**Challenge:**
Show only lines that include "name".

**Supplied entries:**
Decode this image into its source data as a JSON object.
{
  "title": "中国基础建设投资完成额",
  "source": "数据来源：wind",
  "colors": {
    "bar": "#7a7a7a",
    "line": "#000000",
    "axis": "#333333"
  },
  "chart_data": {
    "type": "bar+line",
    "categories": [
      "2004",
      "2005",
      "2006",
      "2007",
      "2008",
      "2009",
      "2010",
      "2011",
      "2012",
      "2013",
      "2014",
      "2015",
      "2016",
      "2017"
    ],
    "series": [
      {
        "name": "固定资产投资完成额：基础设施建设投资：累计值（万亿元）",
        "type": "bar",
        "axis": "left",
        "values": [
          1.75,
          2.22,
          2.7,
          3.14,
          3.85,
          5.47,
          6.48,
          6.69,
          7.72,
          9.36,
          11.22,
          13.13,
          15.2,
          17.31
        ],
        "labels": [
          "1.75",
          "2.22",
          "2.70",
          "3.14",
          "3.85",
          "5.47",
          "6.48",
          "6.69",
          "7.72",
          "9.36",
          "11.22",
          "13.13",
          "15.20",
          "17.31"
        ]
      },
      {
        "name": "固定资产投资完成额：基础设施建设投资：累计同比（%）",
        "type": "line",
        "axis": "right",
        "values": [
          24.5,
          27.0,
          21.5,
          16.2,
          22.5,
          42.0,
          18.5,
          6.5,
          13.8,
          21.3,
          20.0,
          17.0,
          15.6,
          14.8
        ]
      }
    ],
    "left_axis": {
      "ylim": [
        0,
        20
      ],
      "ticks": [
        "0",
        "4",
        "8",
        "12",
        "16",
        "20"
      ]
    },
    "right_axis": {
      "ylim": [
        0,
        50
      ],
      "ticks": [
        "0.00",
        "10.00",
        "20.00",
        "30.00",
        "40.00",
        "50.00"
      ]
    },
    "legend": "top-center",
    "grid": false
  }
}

**Full output:**
        "name": "固定资产投资完成额：基础设施建设投资：累计值（万亿元）",
        "name": "固定资产投资完成额：基础设施建设投资：累计同比（%）",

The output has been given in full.